[START Supplied records]
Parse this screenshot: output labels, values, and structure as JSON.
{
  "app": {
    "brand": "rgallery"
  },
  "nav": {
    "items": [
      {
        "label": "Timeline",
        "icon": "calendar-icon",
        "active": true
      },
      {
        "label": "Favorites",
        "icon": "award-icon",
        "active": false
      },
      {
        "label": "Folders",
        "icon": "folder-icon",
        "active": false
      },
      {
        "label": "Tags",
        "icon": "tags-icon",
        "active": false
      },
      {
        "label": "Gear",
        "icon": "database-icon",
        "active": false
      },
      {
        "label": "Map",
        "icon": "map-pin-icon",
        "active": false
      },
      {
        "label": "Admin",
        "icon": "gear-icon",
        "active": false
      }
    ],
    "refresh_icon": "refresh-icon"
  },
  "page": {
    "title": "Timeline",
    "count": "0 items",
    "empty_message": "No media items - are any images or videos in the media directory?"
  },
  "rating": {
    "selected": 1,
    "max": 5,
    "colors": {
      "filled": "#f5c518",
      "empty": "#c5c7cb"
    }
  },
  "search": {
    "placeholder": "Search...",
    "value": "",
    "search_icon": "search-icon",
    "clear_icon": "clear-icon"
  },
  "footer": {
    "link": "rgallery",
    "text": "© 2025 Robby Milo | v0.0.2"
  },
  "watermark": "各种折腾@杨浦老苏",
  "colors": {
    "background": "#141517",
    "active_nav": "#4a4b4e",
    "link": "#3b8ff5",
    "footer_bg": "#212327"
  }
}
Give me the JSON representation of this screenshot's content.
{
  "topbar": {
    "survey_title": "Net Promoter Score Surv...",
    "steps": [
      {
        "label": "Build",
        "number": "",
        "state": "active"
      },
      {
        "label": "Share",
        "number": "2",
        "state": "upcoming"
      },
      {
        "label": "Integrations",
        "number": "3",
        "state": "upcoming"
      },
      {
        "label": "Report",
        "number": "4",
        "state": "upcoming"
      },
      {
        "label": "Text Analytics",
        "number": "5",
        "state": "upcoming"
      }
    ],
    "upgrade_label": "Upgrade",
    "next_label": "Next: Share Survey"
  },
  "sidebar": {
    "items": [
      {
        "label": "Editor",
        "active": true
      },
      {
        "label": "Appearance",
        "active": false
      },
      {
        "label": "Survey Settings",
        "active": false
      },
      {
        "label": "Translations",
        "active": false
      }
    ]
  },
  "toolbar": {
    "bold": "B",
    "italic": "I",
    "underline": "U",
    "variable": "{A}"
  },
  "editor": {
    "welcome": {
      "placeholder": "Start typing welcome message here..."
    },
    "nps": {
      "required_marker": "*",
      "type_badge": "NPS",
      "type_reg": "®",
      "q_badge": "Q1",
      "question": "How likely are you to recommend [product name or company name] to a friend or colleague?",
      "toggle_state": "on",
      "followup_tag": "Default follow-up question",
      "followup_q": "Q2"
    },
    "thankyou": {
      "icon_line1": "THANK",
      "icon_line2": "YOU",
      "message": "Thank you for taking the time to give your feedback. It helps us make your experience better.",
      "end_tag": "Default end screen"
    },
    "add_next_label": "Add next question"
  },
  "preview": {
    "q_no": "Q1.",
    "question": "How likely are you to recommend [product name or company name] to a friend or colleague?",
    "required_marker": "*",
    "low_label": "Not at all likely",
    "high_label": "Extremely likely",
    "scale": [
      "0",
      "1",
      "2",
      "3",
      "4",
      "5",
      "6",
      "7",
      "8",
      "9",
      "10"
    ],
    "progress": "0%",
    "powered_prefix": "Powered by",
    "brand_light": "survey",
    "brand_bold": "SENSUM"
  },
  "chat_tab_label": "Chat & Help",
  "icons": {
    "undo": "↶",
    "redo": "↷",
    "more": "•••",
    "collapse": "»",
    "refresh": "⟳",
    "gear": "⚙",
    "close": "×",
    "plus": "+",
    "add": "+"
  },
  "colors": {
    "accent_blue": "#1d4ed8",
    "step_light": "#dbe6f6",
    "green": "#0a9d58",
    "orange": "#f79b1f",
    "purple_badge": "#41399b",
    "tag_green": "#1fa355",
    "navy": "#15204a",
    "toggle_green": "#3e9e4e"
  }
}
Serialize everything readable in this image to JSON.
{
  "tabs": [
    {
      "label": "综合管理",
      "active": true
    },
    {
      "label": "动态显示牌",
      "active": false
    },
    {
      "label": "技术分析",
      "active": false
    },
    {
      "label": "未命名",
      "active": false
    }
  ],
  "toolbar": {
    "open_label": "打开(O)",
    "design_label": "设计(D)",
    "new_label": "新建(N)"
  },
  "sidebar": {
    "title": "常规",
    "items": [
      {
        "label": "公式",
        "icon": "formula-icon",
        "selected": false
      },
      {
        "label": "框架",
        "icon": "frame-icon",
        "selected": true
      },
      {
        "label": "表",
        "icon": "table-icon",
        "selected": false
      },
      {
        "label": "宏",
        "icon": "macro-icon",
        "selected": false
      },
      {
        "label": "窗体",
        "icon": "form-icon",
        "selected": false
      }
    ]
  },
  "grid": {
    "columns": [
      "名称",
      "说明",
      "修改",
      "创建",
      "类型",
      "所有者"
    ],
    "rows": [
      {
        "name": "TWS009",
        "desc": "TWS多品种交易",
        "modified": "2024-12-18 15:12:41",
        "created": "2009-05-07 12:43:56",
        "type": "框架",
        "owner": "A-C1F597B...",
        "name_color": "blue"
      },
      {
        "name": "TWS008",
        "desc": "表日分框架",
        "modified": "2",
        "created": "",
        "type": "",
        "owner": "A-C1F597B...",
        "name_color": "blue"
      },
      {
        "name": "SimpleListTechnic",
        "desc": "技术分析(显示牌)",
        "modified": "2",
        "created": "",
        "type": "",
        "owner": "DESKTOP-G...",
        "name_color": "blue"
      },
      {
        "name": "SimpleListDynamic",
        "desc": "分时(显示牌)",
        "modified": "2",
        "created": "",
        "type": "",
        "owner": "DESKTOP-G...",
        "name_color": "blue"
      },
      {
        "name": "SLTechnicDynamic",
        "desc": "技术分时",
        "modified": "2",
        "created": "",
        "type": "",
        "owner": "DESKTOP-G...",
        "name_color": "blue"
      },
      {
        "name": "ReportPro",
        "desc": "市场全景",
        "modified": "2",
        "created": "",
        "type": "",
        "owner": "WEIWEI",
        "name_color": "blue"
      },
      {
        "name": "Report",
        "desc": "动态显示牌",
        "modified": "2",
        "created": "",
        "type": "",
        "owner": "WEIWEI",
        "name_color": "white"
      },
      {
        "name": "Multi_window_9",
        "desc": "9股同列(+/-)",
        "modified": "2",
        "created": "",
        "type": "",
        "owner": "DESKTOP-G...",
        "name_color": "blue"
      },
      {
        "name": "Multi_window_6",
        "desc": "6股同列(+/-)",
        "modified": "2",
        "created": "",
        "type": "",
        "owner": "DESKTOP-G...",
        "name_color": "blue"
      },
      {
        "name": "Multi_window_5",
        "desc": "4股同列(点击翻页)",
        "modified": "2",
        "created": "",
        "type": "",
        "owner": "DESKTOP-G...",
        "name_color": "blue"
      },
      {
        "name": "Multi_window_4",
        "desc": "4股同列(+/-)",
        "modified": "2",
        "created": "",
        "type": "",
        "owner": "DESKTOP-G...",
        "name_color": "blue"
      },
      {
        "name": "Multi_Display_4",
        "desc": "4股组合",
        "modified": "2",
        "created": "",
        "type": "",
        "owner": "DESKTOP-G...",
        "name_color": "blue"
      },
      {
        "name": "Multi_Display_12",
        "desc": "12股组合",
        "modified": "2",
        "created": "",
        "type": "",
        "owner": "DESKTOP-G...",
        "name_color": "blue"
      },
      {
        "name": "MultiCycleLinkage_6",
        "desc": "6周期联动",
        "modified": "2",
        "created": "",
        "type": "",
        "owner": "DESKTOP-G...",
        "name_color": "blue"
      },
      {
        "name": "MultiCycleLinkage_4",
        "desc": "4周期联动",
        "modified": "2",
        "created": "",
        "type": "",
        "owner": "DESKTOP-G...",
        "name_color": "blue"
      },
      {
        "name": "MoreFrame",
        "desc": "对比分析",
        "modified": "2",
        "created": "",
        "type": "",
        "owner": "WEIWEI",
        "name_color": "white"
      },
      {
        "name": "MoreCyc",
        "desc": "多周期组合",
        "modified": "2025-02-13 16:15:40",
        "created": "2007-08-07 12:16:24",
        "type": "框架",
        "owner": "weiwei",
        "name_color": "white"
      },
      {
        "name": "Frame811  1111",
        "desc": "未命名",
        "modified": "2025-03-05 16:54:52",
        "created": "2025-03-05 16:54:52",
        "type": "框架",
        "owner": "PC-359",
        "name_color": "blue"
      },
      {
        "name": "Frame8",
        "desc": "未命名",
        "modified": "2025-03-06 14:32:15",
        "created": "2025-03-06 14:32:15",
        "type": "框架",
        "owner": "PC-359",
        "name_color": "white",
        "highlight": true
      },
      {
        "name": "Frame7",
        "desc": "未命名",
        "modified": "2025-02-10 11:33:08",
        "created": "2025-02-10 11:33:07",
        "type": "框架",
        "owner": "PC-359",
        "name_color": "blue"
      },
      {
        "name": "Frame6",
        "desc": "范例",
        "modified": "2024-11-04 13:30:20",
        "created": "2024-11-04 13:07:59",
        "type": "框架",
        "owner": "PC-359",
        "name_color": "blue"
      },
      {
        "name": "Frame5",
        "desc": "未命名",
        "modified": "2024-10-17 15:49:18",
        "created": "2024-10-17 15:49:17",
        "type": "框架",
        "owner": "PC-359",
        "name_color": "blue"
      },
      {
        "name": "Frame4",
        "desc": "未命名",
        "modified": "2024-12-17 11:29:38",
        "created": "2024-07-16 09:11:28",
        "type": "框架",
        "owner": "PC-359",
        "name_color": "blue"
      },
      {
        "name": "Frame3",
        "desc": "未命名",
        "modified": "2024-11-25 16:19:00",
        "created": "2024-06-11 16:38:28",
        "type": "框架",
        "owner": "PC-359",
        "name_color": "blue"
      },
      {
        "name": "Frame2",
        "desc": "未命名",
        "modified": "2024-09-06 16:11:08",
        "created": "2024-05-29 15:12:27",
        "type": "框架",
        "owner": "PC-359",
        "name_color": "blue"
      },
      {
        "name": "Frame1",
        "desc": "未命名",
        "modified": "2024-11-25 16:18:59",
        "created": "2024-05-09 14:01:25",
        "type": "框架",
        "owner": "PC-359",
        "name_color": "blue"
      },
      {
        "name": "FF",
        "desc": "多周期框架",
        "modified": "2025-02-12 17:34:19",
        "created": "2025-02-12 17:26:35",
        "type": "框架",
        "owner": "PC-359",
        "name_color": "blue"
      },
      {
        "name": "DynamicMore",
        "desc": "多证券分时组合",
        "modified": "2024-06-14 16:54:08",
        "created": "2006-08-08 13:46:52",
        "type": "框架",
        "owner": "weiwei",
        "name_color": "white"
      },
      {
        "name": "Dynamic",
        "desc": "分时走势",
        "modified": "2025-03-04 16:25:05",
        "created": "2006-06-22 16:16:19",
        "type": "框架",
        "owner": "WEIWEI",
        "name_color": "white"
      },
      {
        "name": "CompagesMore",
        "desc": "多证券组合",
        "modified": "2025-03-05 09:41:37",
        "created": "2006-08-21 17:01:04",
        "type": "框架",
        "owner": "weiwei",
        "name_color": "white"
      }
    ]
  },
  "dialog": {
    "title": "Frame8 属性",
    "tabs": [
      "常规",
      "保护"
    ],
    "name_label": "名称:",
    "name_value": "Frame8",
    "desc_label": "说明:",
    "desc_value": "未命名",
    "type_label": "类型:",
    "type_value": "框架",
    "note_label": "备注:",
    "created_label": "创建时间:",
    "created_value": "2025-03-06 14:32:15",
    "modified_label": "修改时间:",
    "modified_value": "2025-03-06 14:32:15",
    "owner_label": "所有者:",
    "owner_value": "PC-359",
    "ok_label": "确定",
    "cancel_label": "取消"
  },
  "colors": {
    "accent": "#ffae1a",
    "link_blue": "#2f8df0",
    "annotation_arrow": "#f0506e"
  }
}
[END Supplied records]
_Do this_
Tell how many lines in the material above include the word "recommend", giving the number only.

_Answer for this exercise_
2